*Description of the task*
Your task is to output the listing word for word, with pictures excluded.

━━━━━━━━━━━━━━━━━━━━

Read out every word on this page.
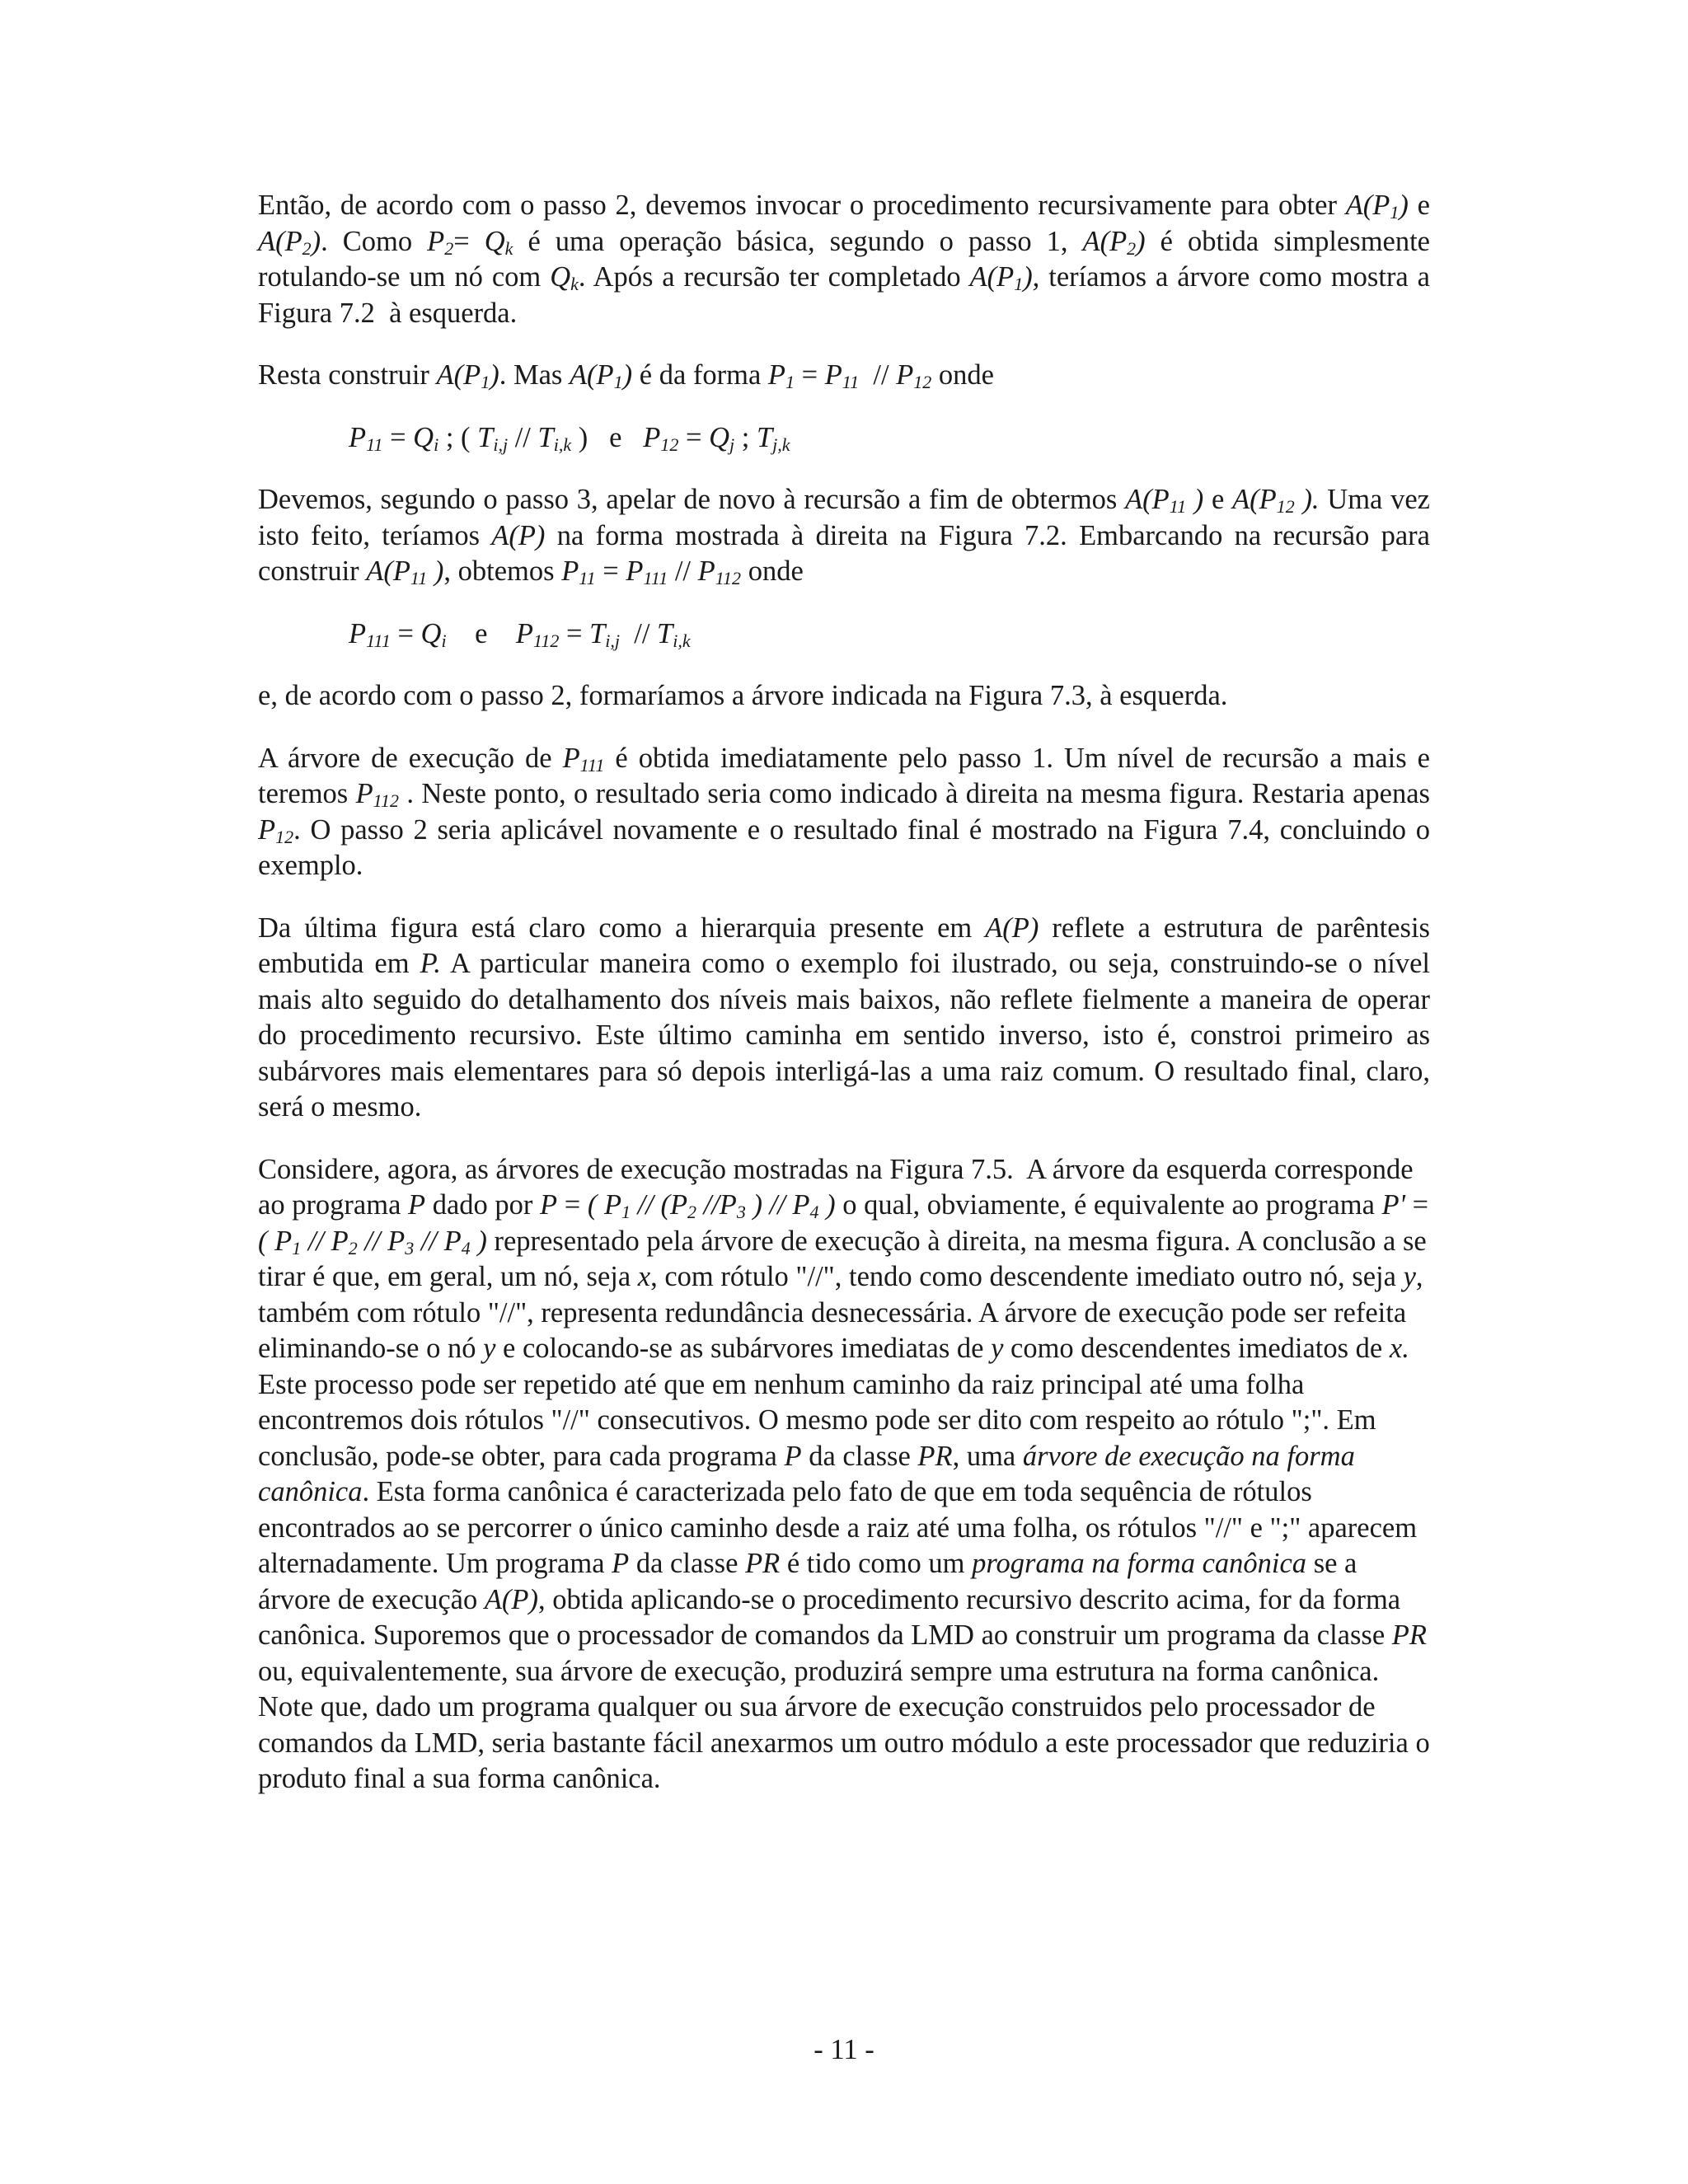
Então, de acordo com o passo 2, devemos invocar o procedimento recursivamente para obter $A(P_1)$ e $A(P_2)$. Como $P_2= Q_k$ é uma operação básica, segundo o passo 1, $A(P_2)$ é obtida simplesmente rotulando-se um nó com $Q_k$. Após a recursão ter completado $A(P_1)$, teríamos a árvore como mostra a Figura 7.2  à esquerda.

Resta construir $A(P_1)$. Mas $A(P_1)$ é da forma $P_1 = P_{11} // P_{12}$ onde

$P_{11} = Q_i$ ; ( $T_{i,j} // T_{i,k}$ )   e   $P_{12} = Q_j$ ; $T_{j,k}$

Devemos, segundo o passo 3, apelar de novo à recursão a fim de obtermos $A(P_{11}$ ) e $A(P_{12}$ ). Uma vez isto feito, teríamos A(P) na forma mostrada à direita na Figura 7.2. Embarcando na recursão para construir $A(P_{11}$ ), obtemos $P_{11} = P_{111} // P_{112}$ onde

$P_{111} = Q_i$    e    $P_{112} = T_{i,j} // T_{i,k}$

e, de acordo com o passo 2, formaríamos a árvore indicada na Figura 7.3, à esquerda.

A árvore de execução de $P_{111}$ é obtida imediatamente pelo passo 1. Um nível de recursão a mais e teremos $P_{112}$ . Neste ponto, o resultado seria como indicado à direita na mesma figura. Restaria apenas $P_{12}$. O passo 2 seria aplicável novamente e o resultado final é mostrado na Figura 7.4, concluindo o exemplo.

Da última figura está claro como a hierarquia presente em A(P) reflete a estrutura de parêntesis embutida em P. A particular maneira como o exemplo foi ilustrado, ou seja, construindo-se o nível mais alto seguido do detalhamento dos níveis mais baixos, não reflete fielmente a maneira de operar do procedimento recursivo. Este último caminha em sentido inverso, isto é, constroi primeiro as subárvores mais elementares para só depois interligá-las a uma raiz comum. O resultado final, claro, será o mesmo.

Considere, agora, as árvores de execução mostradas na Figura 7.5.  A árvore da esquerda corresponde ao programa P dado por P = ( $P_1 // (P_2$ $//P_3$ ) // $P_4$ ) o qual, obviamente, é equivalente ao programa P' = ( $P_1 // P_2 // P_3 // P_4$ ) representado pela árvore de execução à direita, na mesma figura. A conclusão a se tirar é que, em geral, um nó, seja x, com rótulo "//", tendo como descendente imediato outro nó, seja y, também com rótulo "//", representa redundância desnecessária. A árvore de execução pode ser refeita eliminando-se o nó y e colocando-se as subárvores imediatas de y como descendentes imediatos de x. Este processo pode ser repetido até que em nenhum caminho da raiz principal até uma folha encontremos dois rótulos "//" consecutivos. O mesmo pode ser dito com respeito ao rótulo ";". Em conclusão, pode-se obter, para cada programa P da classe PR, uma árvore de execução na forma canônica. Esta forma canônica é caracterizada pelo fato de que em toda sequência de rótulos encontrados ao se percorrer o único caminho desde a raiz até uma folha, os rótulos "//" e ";" aparecem alternadamente. Um programa P da classe PR é tido como um programa na forma canônica se a árvore de execução A(P), obtida aplicando-se o procedimento recursivo descrito acima, for da forma canônica. Suporemos que o processador de comandos da LMD ao construir um programa da classe PR ou, equivalentemente, sua árvore de execução, produzirá sempre uma estrutura na forma canônica. Note que, dado um programa qualquer ou sua árvore de execução construidos pelo processador de comandos da LMD, seria bastante fácil anexarmos um outro módulo a este processador que reduziria o produto final a sua forma canônica.

- 11 -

━━━━━━━━━━━━━━━━━━━━

*Result*
Read out every word on this page.
Então, de acordo com o passo 2, devemos invocar o procedimento recursivamente para obter $A(P_1)$ e $A(P_2)$. Como $P_2= Q_k$ é uma operação básica, segundo o passo 1, $A(P_2)$ é obtida simplesmente rotulando-se um nó com $Q_k$. Após a recursão ter completado $A(P_1)$, teríamos a árvore como mostra a Figura 7.2  à esquerda.

Resta construir $A(P_1)$. Mas $A(P_1)$ é da forma $P_1 = P_{11} // P_{12}$ onde

$P_{11} = Q_i$ ; ( $T_{i,j} // T_{i,k}$ )   e   $P_{12} = Q_j$ ; $T_{j,k}$

Devemos, segundo o passo 3, apelar de novo à recursão a fim de obtermos $A(P_{11}$ ) e $A(P_{12}$ ). Uma vez isto feito, teríamos A(P) na forma mostrada à direita na Figura 7.2. Embarcando na recursão para construir $A(P_{11}$ ), obtemos $P_{11} = P_{111} // P_{112}$ onde

$P_{111} = Q_i$    e    $P_{112} = T_{i,j} // T_{i,k}$

e, de acordo com o passo 2, formaríamos a árvore indicada na Figura 7.3, à esquerda.

A árvore de execução de $P_{111}$ é obtida imediatamente pelo passo 1. Um nível de recursão a mais e teremos $P_{112}$ . Neste ponto, o resultado seria como indicado à direita na mesma figura. Restaria apenas $P_{12}$. O passo 2 seria aplicável novamente e o resultado final é mostrado na Figura 7.4, concluindo o exemplo.

Da última figura está claro como a hierarquia presente em A(P) reflete a estrutura de parêntesis embutida em P. A particular maneira como o exemplo foi ilustrado, ou seja, construindo-se o nível mais alto seguido do detalhamento dos níveis mais baixos, não reflete fielmente a maneira de operar do procedimento recursivo. Este último caminha em sentido inverso, isto é, constroi primeiro as subárvores mais elementares para só depois interligá-las a uma raiz comum. O resultado final, claro, será o mesmo.

Considere, agora, as árvores de execução mostradas na Figura 7.5.  A árvore da esquerda corresponde ao programa P dado por P = ( $P_1 // (P_2$ $//P_3$ ) // $P_4$ ) o qual, obviamente, é equivalente ao programa P' = ( $P_1 // P_2 // P_3 // P_4$ ) representado pela árvore de execução à direita, na mesma figura. A conclusão a se tirar é que, em geral, um nó, seja x, com rótulo "//", tendo como descendente imediato outro nó, seja y, também com rótulo "//", representa redundância desnecessária. A árvore de execução pode ser refeita eliminando-se o nó y e colocando-se as subárvores imediatas de y como descendentes imediatos de x. Este processo pode ser repetido até que em nenhum caminho da raiz principal até uma folha encontremos dois rótulos "//" consecutivos. O mesmo pode ser dito com respeito ao rótulo ";". Em conclusão, pode-se obter, para cada programa P da classe PR, uma árvore de execução na forma canônica. Esta forma canônica é caracterizada pelo fato de que em toda sequência de rótulos encontrados ao se percorrer o único caminho desde a raiz até uma folha, os rótulos "//" e ";" aparecem alternadamente. Um programa P da classe PR é tido como um programa na forma canônica se a árvore de execução A(P), obtida aplicando-se o procedimento recursivo descrito acima, for da forma canônica. Suporemos que o processador de comandos da LMD ao construir um programa da classe PR ou, equivalentemente, sua árvore de execução, produzirá sempre uma estrutura na forma canônica. Note que, dado um programa qualquer ou sua árvore de execução construidos pelo processador de comandos da LMD, seria bastante fácil anexarmos um outro módulo a este processador que reduziria o produto final a sua forma canônica.

- 11 -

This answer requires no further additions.